Work required:
Every line that includes the word "title" is to be listed.

Figure dataset records:
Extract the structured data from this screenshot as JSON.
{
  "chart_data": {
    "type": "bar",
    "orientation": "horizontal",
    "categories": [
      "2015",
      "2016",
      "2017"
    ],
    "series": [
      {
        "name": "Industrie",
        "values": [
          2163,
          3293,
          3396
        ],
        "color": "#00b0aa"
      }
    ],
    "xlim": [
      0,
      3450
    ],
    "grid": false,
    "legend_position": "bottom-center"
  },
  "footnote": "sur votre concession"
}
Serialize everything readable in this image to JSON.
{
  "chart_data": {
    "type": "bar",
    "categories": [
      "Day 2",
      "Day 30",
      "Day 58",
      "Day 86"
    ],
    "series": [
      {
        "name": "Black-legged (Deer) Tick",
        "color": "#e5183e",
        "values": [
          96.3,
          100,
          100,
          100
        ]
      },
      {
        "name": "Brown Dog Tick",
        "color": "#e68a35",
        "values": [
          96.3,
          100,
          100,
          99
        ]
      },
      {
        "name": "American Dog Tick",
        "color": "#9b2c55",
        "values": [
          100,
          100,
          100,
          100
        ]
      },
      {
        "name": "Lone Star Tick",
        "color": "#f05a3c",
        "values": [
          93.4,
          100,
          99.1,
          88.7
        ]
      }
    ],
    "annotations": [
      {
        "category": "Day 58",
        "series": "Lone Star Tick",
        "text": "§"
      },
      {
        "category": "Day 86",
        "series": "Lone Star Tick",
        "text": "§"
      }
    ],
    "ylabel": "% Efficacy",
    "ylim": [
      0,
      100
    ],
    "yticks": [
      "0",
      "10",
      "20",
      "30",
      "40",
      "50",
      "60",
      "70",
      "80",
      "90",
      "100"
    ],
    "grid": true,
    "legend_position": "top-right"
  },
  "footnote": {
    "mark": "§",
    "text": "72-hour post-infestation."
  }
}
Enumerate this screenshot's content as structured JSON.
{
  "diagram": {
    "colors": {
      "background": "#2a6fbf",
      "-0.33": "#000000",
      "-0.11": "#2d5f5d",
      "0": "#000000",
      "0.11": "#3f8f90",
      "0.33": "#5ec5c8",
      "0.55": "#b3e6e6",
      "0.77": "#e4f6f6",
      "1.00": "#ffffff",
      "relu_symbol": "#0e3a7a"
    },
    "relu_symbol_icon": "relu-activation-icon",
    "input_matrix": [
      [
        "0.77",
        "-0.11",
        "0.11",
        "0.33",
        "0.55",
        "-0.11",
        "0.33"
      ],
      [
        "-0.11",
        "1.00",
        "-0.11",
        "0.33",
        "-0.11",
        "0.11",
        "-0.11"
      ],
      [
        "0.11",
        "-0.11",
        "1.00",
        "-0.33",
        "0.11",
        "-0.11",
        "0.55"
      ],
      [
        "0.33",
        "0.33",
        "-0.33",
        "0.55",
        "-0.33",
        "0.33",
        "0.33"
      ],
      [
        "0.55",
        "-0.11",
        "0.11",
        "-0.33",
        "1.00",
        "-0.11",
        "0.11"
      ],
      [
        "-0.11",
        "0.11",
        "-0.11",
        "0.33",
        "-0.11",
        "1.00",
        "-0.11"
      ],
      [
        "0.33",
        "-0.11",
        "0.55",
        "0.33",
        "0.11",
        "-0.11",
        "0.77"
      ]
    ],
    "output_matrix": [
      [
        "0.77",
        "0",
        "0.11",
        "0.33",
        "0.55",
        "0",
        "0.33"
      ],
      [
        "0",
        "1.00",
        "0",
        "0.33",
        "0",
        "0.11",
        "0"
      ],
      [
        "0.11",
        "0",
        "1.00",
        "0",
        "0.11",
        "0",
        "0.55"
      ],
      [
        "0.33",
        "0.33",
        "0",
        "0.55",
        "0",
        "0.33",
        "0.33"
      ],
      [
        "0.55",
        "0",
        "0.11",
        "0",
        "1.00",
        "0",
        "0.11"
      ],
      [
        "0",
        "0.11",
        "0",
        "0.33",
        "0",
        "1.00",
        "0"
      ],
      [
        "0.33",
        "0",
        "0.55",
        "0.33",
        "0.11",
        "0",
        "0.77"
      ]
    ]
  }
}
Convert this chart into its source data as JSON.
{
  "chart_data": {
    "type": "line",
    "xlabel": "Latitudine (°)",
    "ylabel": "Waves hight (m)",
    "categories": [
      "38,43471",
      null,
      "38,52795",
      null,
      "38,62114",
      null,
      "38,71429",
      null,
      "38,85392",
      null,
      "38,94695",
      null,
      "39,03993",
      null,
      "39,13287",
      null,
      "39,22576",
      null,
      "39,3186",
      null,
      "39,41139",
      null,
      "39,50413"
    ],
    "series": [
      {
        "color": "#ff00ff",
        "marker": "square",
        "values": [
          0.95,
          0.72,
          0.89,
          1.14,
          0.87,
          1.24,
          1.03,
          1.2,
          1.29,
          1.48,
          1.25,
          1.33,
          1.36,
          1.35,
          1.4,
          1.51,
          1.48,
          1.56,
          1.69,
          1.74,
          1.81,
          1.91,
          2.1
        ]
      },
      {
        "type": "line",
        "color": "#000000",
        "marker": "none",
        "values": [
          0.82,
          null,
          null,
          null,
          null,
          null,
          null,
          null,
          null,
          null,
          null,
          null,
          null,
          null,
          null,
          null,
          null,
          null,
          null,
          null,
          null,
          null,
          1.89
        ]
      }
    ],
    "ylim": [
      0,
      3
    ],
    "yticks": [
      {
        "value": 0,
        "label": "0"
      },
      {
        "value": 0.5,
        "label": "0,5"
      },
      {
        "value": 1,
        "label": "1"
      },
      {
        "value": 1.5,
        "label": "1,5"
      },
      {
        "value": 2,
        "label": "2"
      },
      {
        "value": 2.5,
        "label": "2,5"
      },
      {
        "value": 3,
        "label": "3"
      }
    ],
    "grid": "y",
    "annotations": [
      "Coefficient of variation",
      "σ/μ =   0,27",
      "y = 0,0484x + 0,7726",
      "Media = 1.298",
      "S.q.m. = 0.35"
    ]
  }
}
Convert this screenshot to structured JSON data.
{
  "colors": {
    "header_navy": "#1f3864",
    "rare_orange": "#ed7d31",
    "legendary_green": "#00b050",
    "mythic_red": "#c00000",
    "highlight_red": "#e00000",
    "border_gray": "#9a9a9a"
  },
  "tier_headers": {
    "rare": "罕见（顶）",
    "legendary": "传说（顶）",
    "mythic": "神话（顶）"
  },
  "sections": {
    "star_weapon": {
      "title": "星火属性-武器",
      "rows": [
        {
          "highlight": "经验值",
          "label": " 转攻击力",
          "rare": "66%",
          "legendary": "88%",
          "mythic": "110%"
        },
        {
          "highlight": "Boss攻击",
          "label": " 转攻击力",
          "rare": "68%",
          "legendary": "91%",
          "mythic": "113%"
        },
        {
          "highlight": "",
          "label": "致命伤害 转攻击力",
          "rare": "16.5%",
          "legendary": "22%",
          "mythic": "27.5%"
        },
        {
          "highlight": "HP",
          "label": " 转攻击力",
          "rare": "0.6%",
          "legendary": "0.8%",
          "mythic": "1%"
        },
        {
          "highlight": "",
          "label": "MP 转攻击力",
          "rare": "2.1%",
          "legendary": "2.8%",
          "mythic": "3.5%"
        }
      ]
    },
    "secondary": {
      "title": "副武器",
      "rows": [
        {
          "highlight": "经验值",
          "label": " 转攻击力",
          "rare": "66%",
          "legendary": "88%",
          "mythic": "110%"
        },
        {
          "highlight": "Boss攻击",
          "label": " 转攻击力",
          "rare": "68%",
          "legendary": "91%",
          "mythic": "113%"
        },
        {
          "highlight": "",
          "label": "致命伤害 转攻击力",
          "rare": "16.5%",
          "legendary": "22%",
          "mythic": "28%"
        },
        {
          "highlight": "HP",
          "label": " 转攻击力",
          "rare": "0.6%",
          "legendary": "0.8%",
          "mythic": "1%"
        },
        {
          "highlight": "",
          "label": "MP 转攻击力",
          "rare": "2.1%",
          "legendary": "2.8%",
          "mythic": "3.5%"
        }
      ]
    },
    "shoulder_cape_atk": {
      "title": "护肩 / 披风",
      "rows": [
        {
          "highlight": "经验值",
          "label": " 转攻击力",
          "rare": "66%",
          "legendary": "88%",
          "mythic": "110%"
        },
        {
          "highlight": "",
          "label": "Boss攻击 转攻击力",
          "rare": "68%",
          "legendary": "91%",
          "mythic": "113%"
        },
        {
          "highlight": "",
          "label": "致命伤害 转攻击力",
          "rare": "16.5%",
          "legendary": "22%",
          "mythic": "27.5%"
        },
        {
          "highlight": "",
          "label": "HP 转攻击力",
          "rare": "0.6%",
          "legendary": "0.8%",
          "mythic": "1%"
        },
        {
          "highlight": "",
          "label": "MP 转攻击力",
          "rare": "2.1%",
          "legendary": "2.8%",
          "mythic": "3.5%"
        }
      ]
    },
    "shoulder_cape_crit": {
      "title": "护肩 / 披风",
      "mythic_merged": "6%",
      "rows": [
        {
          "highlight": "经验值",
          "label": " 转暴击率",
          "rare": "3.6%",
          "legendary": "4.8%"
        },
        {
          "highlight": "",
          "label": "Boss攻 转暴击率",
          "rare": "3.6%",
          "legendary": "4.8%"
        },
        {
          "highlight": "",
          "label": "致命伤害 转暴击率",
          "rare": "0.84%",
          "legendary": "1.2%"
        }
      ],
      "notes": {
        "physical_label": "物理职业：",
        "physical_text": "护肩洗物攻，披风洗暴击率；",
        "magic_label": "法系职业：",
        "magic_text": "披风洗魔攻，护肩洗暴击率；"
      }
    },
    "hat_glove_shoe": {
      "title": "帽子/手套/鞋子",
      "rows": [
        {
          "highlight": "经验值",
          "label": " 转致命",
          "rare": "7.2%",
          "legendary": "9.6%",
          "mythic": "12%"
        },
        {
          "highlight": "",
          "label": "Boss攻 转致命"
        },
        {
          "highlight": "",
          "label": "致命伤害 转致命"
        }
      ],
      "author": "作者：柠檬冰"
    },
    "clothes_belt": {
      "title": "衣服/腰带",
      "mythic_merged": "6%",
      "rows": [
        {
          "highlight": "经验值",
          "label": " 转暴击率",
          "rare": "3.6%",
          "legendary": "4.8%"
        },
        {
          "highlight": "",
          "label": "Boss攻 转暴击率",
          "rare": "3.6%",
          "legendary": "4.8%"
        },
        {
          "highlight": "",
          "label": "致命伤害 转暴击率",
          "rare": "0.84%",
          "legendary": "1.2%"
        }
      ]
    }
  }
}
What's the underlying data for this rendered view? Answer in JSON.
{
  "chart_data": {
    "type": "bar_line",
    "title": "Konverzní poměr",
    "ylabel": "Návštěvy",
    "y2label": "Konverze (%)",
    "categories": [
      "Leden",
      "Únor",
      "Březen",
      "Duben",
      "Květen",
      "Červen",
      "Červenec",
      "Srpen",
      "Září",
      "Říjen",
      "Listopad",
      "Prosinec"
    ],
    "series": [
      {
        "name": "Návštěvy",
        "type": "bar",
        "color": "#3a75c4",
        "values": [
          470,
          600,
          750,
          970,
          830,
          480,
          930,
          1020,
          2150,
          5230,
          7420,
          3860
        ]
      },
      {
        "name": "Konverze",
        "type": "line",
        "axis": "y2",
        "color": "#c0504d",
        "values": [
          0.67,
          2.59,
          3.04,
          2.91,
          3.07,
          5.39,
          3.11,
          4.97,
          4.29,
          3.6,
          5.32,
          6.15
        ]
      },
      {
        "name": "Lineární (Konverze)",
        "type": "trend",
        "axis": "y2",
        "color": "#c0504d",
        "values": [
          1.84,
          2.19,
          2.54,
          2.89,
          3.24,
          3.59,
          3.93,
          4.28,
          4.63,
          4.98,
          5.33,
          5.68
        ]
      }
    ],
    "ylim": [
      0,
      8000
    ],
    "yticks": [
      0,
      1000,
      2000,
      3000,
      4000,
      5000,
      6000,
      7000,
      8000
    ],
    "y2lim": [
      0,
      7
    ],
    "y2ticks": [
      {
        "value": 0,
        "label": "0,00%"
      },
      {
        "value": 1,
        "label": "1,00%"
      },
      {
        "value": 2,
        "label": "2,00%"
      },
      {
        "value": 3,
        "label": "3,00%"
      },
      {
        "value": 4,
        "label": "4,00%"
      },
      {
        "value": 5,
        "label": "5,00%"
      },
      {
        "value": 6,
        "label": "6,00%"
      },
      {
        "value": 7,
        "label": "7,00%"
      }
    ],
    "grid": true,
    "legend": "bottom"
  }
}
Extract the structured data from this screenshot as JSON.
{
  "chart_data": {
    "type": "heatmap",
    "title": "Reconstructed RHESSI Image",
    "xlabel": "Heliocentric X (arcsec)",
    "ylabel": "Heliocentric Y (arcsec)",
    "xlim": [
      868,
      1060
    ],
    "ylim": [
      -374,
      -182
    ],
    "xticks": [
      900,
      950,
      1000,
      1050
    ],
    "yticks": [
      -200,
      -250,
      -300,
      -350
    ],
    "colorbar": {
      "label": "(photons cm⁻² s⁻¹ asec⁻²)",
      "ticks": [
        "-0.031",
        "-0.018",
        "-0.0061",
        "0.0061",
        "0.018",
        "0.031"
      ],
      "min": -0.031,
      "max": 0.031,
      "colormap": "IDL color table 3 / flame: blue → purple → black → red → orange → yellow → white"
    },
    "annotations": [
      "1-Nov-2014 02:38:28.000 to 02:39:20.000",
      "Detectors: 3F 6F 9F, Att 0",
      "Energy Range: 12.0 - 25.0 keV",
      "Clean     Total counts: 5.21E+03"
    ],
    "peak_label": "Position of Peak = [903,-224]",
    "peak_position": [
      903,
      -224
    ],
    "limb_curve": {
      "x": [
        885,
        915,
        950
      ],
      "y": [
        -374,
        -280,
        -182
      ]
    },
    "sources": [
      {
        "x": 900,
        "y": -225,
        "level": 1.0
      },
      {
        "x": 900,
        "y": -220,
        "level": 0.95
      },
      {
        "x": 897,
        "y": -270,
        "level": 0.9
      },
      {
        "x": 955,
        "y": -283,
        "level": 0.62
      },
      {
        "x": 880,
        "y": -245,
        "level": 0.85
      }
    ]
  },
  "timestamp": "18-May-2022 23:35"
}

Solution to the problem:
      "title": "星火属性-武器",
      "title": "副武器",
      "title": "护肩 / 披风",
      "title": "护肩 / 披风",
      "title": "帽子/手套/鞋子",
      "title": "衣服/腰带",
    "title": "Konverzní poměr",
    "title": "Reconstructed RHESSI Image",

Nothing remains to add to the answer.